What the task requires
Within the data that follows, how many lines carry the string "linear"? Give the number alone.

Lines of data
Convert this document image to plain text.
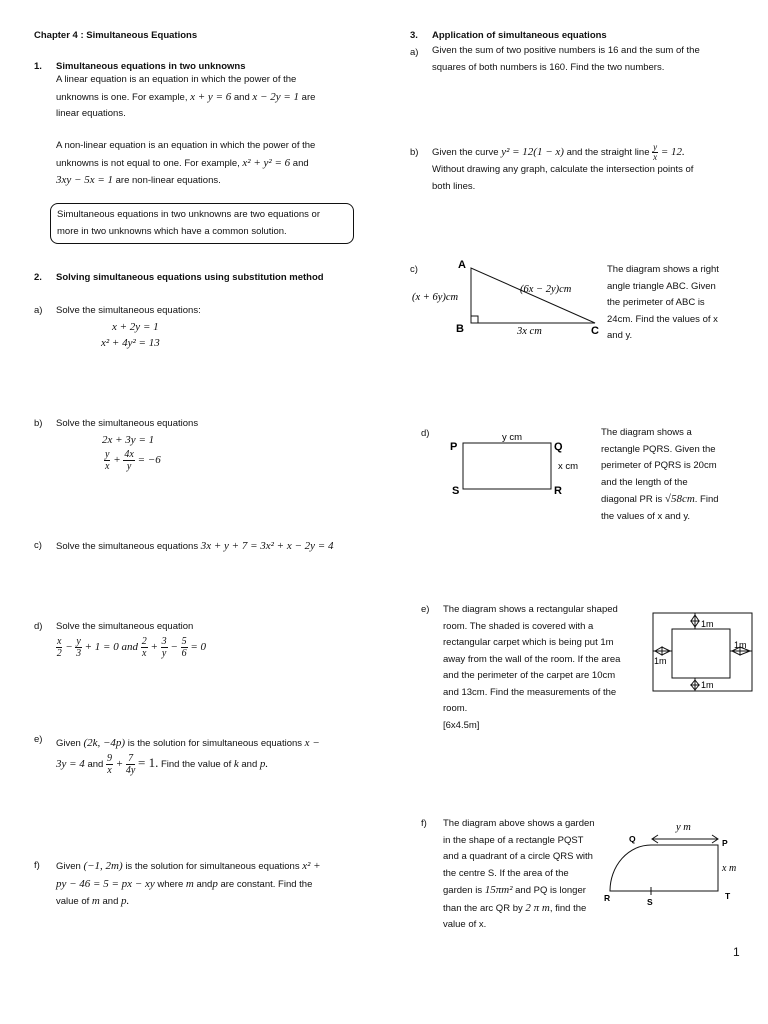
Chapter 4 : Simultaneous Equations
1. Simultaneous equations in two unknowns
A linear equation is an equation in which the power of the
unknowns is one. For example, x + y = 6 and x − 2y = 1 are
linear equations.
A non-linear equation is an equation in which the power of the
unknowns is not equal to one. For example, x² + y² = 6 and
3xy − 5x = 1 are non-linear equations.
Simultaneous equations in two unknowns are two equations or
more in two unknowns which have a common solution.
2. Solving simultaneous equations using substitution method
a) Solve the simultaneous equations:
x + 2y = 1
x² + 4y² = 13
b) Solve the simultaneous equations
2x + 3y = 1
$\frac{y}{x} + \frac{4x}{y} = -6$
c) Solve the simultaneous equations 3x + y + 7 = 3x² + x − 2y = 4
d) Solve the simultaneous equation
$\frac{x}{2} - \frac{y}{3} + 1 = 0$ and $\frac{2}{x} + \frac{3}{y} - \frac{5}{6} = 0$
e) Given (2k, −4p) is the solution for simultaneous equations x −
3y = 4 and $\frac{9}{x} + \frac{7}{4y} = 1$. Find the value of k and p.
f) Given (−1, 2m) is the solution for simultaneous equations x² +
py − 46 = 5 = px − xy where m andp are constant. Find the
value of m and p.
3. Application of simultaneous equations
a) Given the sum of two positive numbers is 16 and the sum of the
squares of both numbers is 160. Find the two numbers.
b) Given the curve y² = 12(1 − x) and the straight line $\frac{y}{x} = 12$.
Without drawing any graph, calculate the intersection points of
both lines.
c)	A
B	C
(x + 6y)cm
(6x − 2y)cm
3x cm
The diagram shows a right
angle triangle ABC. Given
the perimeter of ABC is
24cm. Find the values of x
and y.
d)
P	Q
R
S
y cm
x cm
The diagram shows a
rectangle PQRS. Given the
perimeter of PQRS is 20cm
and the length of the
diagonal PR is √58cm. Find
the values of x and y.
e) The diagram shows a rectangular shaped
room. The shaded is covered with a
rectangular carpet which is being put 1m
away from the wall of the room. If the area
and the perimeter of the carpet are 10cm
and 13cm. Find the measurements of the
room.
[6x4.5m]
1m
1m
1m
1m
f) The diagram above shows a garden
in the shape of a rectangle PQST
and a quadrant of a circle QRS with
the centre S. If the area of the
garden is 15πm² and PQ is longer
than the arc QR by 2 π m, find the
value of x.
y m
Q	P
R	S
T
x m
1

Complete answer
4